Exercise goal:
Copy the data precisely, character for character, and leave out every picture.

Dataset:
========================================================================

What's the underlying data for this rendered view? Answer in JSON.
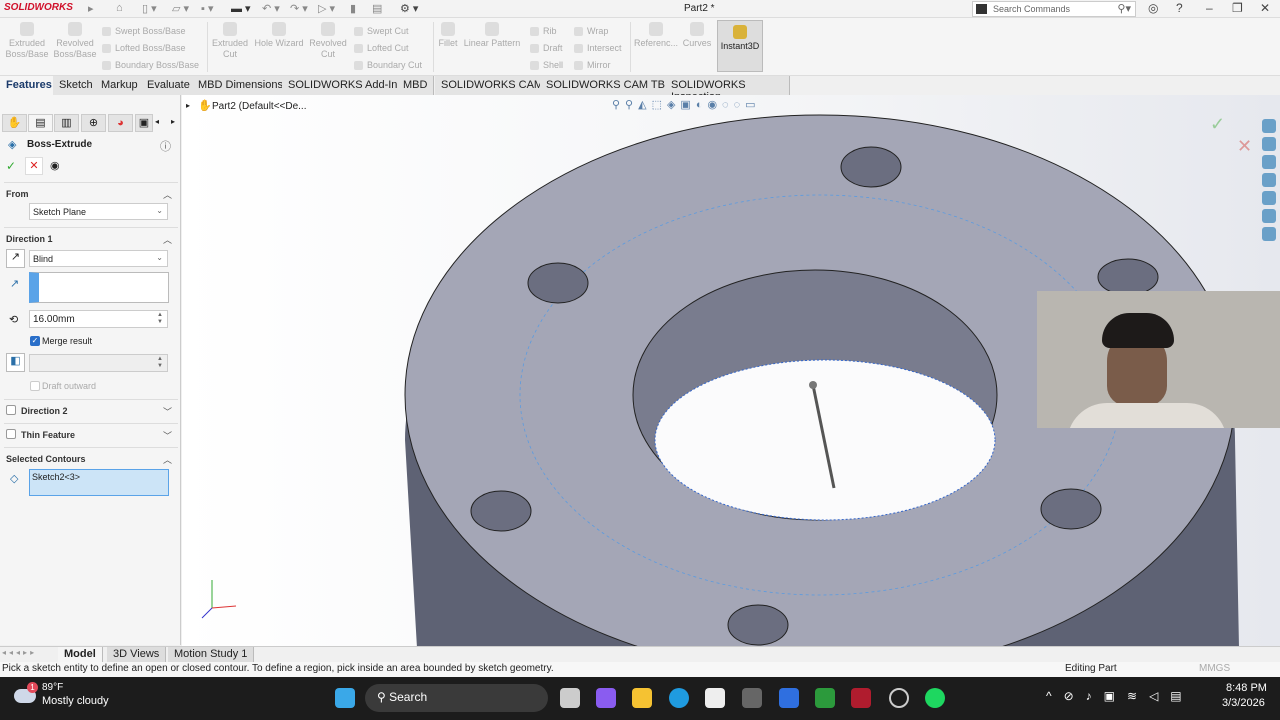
{
  "titlebar": {
    "app": "SOLIDWORKS",
    "document": "Part2 *",
    "search_placeholder": "Search Commands"
  },
  "command_manager": {
    "buttons": [
      "Extruded Boss/Base",
      "Revolved Boss/Base",
      "Extruded Cut",
      "Hole Wizard",
      "Revolved Cut",
      "Fillet",
      "Linear Pattern",
      "Referenc...",
      "Curves",
      "Instant3D"
    ],
    "small": [
      "Swept Boss/Base",
      "Lofted Boss/Base",
      "Boundary Boss/Base",
      "Swept Cut",
      "Lofted Cut",
      "Boundary Cut",
      "Rib",
      "Draft",
      "Shell",
      "Wrap",
      "Intersect",
      "Mirror"
    ]
  },
  "tabs": [
    "Features",
    "Sketch",
    "Markup",
    "Evaluate",
    "MBD Dimensions",
    "SOLIDWORKS Add-Ins",
    "MBD",
    "SOLIDWORKS CAM",
    "SOLIDWORKS CAM TBM",
    "SOLIDWORKS Inspection"
  ],
  "property_manager": {
    "title": "Boss-Extrude",
    "from": {
      "label": "From",
      "value": "Sketch Plane"
    },
    "direction1": {
      "label": "Direction 1",
      "end_condition": "Blind",
      "depth": "16.00mm",
      "merge_result": "Merge result",
      "merge_checked": true,
      "draft_outward": "Draft outward"
    },
    "direction2": "Direction 2",
    "thin_feature": "Thin Feature",
    "selected_contours": {
      "label": "Selected Contours",
      "value": "Sketch2<3>"
    }
  },
  "tree": {
    "item": "Part2  (Default<<De..."
  },
  "bottom_tabs": [
    "Model",
    "3D Views",
    "Motion Study 1"
  ],
  "status": {
    "message": "Pick a sketch entity to define an open or closed contour. To define a region, pick inside an area bounded by sketch geometry.",
    "mode": "Editing Part",
    "units": "MMGS"
  },
  "taskbar": {
    "weather_temp": "89°F",
    "weather_desc": "Mostly cloudy",
    "weather_badge": "1",
    "search": "Search",
    "time": "8:48 PM",
    "date": "3/3/2026"
  }
}
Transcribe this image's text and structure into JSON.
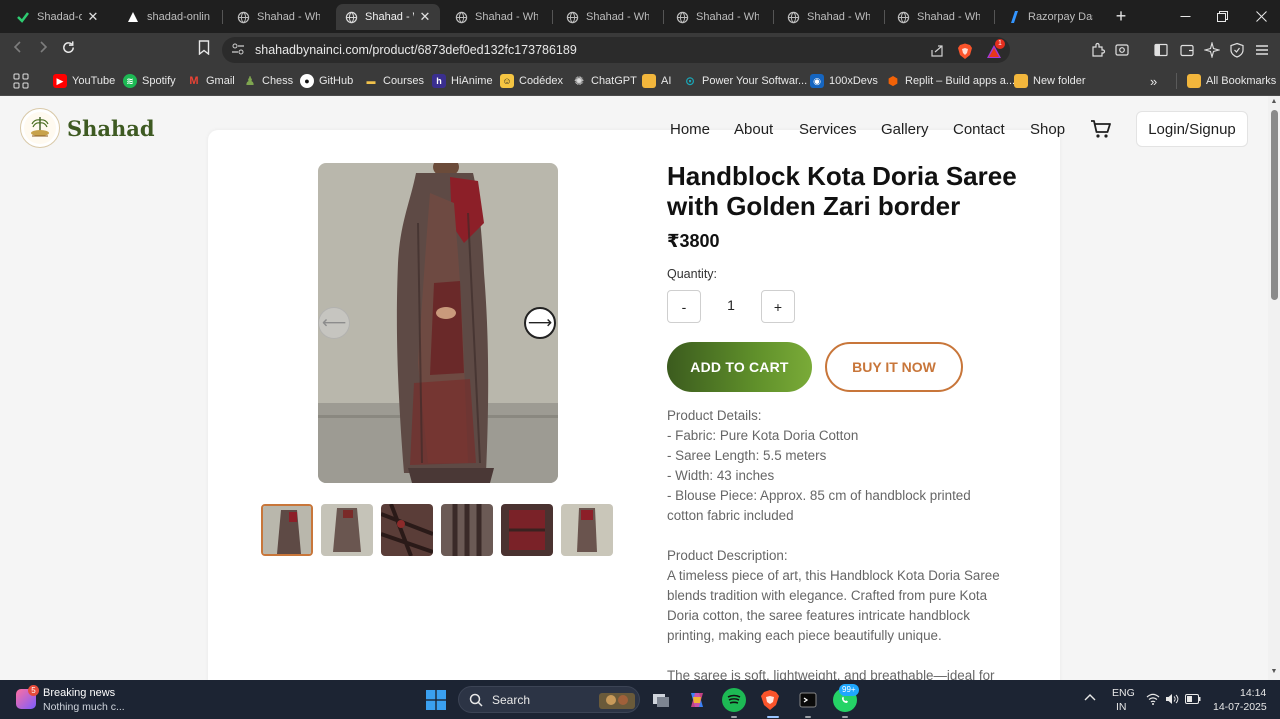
{
  "browser": {
    "tabs": [
      {
        "title": "Shadad-online",
        "active": false,
        "has_close": true
      },
      {
        "title": "shadad-online-s",
        "active": false,
        "has_close": false
      },
      {
        "title": "Shahad - Where",
        "active": false,
        "has_close": false
      },
      {
        "title": "Shahad - Wh",
        "active": true,
        "has_close": true
      },
      {
        "title": "Shahad - Where",
        "active": false,
        "has_close": false
      },
      {
        "title": "Shahad - Where",
        "active": false,
        "has_close": false
      },
      {
        "title": "Shahad - Where",
        "active": false,
        "has_close": false
      },
      {
        "title": "Shahad - Where",
        "active": false,
        "has_close": false
      },
      {
        "title": "Shahad - Where",
        "active": false,
        "has_close": false
      },
      {
        "title": "Razorpay Dashb",
        "active": false,
        "has_close": false
      }
    ],
    "url": "shahadbynainci.com/product/6873def0ed132fc173786189",
    "shield_count": "1",
    "bookmarks": [
      {
        "label": "YouTube",
        "icon": "youtube-icon",
        "color": "#ff0000"
      },
      {
        "label": "Spotify",
        "icon": "spotify-icon",
        "color": "#1db954"
      },
      {
        "label": "Gmail",
        "icon": "gmail-icon",
        "color": "#ea4335"
      },
      {
        "label": "Chess",
        "icon": "chess-icon",
        "color": "#7fa650"
      },
      {
        "label": "GitHub",
        "icon": "github-icon",
        "color": "#ffffff"
      },
      {
        "label": "Courses",
        "icon": "courses-icon",
        "color": "#f0c14b"
      },
      {
        "label": "HiAnime",
        "icon": "hianime-icon",
        "color": "#5a4bd6"
      },
      {
        "label": "Codédex",
        "icon": "codedex-icon",
        "color": "#f5c542"
      },
      {
        "label": "ChatGPT",
        "icon": "chatgpt-icon",
        "color": "#cccccc"
      },
      {
        "label": "AI",
        "icon": "folder-icon",
        "color": "#f2b63c"
      },
      {
        "label": "Power Your Softwar...",
        "icon": "power-icon",
        "color": "#1aa6b7"
      },
      {
        "label": "100xDevs",
        "icon": "100xdevs-icon",
        "color": "#1565c0"
      },
      {
        "label": "Replit – Build apps a...",
        "icon": "replit-icon",
        "color": "#f26207"
      },
      {
        "label": "New folder",
        "icon": "folder-icon",
        "color": "#f2b63c"
      }
    ],
    "all_bookmarks": "All Bookmarks"
  },
  "site": {
    "brand": "Shahad",
    "nav": [
      "Home",
      "About",
      "Services",
      "Gallery",
      "Contact",
      "Shop"
    ],
    "login": "Login/Signup",
    "colors": {
      "primary_green": "#4a6f22",
      "accent_orange": "#c8763a"
    }
  },
  "product": {
    "title": "Handblock Kota Doria Saree with Golden Zari border",
    "price": "₹3800",
    "quantity_label": "Quantity:",
    "quantity": "1",
    "minus": "-",
    "plus": "+",
    "add_to_cart": "ADD TO CART",
    "buy_now": "BUY IT NOW",
    "details_heading": "Product Details:",
    "details": [
      "- Fabric: Pure Kota Doria Cotton",
      "- Saree Length: 5.5 meters",
      "- Width: 43 inches",
      "- Blouse Piece: Approx. 85 cm of handblock printed",
      "cotton fabric included"
    ],
    "description_heading": "Product Description:",
    "description": [
      "A timeless piece of art, this Handblock Kota Doria Saree",
      "blends tradition with elegance. Crafted from pure Kota",
      "Doria cotton, the saree features intricate handblock",
      "printing, making each piece beautifully unique."
    ],
    "extra": "The saree is soft, lightweight, and breathable—ideal for",
    "thumbnail_count": 6,
    "selected_thumbnail": 1
  },
  "taskbar": {
    "news_title": "Breaking news",
    "news_sub": "Nothing much c...",
    "news_badge": "5",
    "search": "Search",
    "whatsapp_badge": "99+",
    "lang": "ENG",
    "region": "IN",
    "time": "14:14",
    "date": "14-07-2025"
  }
}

========================================================================

Result for this task:
What's the underlying data for this rendered view? Answer in JSON.
{
  "titlebar": {
    "app": "SOLIDWORKS",
    "document": "Part2 *",
    "search_placeholder": "Search Commands"
  },
  "command_manager": {
    "buttons": [
      "Extruded Boss/Base",
      "Revolved Boss/Base",
      "Extruded Cut",
      "Hole Wizard",
      "Revolved Cut",
      "Fillet",
      "Linear Pattern",
      "Referenc...",
      "Curves",
      "Instant3D"
    ],
    "small": [
      "Swept Boss/Base",
      "Lofted Boss/Base",
      "Boundary Boss/Base",
      "Swept Cut",
      "Lofted Cut",
      "Boundary Cut",
      "Rib",
      "Draft",
      "Shell",
      "Wrap",
      "Intersect",
      "Mirror"
    ]
  },
  "tabs": [
    "Features",
    "Sketch",
    "Markup",
    "Evaluate",
    "MBD Dimensions",
    "SOLIDWORKS Add-Ins",
    "MBD",
    "SOLIDWORKS CAM",
    "SOLIDWORKS CAM TBM",
    "SOLIDWORKS Inspection"
  ],
  "property_manager": {
    "title": "Boss-Extrude",
    "from": {
      "label": "From",
      "value": "Sketch Plane"
    },
    "direction1": {
      "label": "Direction 1",
      "end_condition": "Blind",
      "depth": "16.00mm",
      "merge_result": "Merge result",
      "merge_checked": true,
      "draft_outward": "Draft outward"
    },
    "direction2": "Direction 2",
    "thin_feature": "Thin Feature",
    "selected_contours": {
      "label": "Selected Contours",
      "value": "Sketch2<3>"
    }
  },
  "tree": {
    "item": "Part2  (Default<<De..."
  },
  "bottom_tabs": [
    "Model",
    "3D Views",
    "Motion Study 1"
  ],
  "status": {
    "message": "Pick a sketch entity to define an open or closed contour. To define a region, pick inside an area bounded by sketch geometry.",
    "mode": "Editing Part",
    "units": "MMGS"
  },
  "taskbar": {
    "weather_temp": "89°F",
    "weather_desc": "Mostly cloudy",
    "weather_badge": "1",
    "search": "Search",
    "time": "8:48 PM",
    "date": "3/3/2026"
  }
}
Transcribe this image's text and structure into JSON.
{
  "browser": {
    "tabs": [
      {
        "title": "Shadad-online",
        "active": false,
        "has_close": true
      },
      {
        "title": "shadad-online-s",
        "active": false,
        "has_close": false
      },
      {
        "title": "Shahad - Where",
        "active": false,
        "has_close": false
      },
      {
        "title": "Shahad - Wh",
        "active": true,
        "has_close": true
      },
      {
        "title": "Shahad - Where",
        "active": false,
        "has_close": false
      },
      {
        "title": "Shahad - Where",
        "active": false,
        "has_close": false
      },
      {
        "title": "Shahad - Where",
        "active": false,
        "has_close": false
      },
      {
        "title": "Shahad - Where",
        "active": false,
        "has_close": false
      },
      {
        "title": "Shahad - Where",
        "active": false,
        "has_close": false
      },
      {
        "title": "Razorpay Dashb",
        "active": false,
        "has_close": false
      }
    ],
    "url": "shahadbynainci.com/product/6873def0ed132fc173786189",
    "shield_count": "1",
    "bookmarks": [
      {
        "label": "YouTube",
        "icon": "youtube-icon",
        "color": "#ff0000"
      },
      {
        "label": "Spotify",
        "icon": "spotify-icon",
        "color": "#1db954"
      },
      {
        "label": "Gmail",
        "icon": "gmail-icon",
        "color": "#ea4335"
      },
      {
        "label": "Chess",
        "icon": "chess-icon",
        "color": "#7fa650"
      },
      {
        "label": "GitHub",
        "icon": "github-icon",
        "color": "#ffffff"
      },
      {
        "label": "Courses",
        "icon": "courses-icon",
        "color": "#f0c14b"
      },
      {
        "label": "HiAnime",
        "icon": "hianime-icon",
        "color": "#5a4bd6"
      },
      {
        "label": "Codédex",
        "icon": "codedex-icon",
        "color": "#f5c542"
      },
      {
        "label": "ChatGPT",
        "icon": "chatgpt-icon",
        "color": "#cccccc"
      },
      {
        "label": "AI",
        "icon": "folder-icon",
        "color": "#f2b63c"
      },
      {
        "label": "Power Your Softwar...",
        "icon": "power-icon",
        "color": "#1aa6b7"
      },
      {
        "label": "100xDevs",
        "icon": "100xdevs-icon",
        "color": "#1565c0"
      },
      {
        "label": "Replit – Build apps a...",
        "icon": "replit-icon",
        "color": "#f26207"
      },
      {
        "label": "New folder",
        "icon": "folder-icon",
        "color": "#f2b63c"
      }
    ],
    "all_bookmarks": "All Bookmarks"
  },
  "site": {
    "brand": "Shahad",
    "nav": [
      "Home",
      "About",
      "Services",
      "Gallery",
      "Contact",
      "Shop"
    ],
    "login": "Login/Signup",
    "colors": {
      "primary_green": "#4a6f22",
      "accent_orange": "#c8763a"
    }
  },
  "product": {
    "title": "Handblock Kota Doria Saree with Golden Zari border",
    "price": "₹3800",
    "quantity_label": "Quantity:",
    "quantity": "1",
    "minus": "-",
    "plus": "+",
    "add_to_cart": "ADD TO CART",
    "buy_now": "BUY IT NOW",
    "details_heading": "Product Details:",
    "details": [
      "- Fabric: Pure Kota Doria Cotton",
      "- Saree Length: 5.5 meters",
      "- Width: 43 inches",
      "- Blouse Piece: Approx. 85 cm of handblock printed",
      "cotton fabric included"
    ],
    "description_heading": "Product Description:",
    "description": [
      "A timeless piece of art, this Handblock Kota Doria Saree",
      "blends tradition with elegance. Crafted from pure Kota",
      "Doria cotton, the saree features intricate handblock",
      "printing, making each piece beautifully unique."
    ],
    "extra": "The saree is soft, lightweight, and breathable—ideal for",
    "thumbnail_count": 6,
    "selected_thumbnail": 1
  },
  "taskbar": {
    "news_title": "Breaking news",
    "news_sub": "Nothing much c...",
    "news_badge": "5",
    "search": "Search",
    "whatsapp_badge": "99+",
    "lang": "ENG",
    "region": "IN",
    "time": "14:14",
    "date": "14-07-2025"
  }
}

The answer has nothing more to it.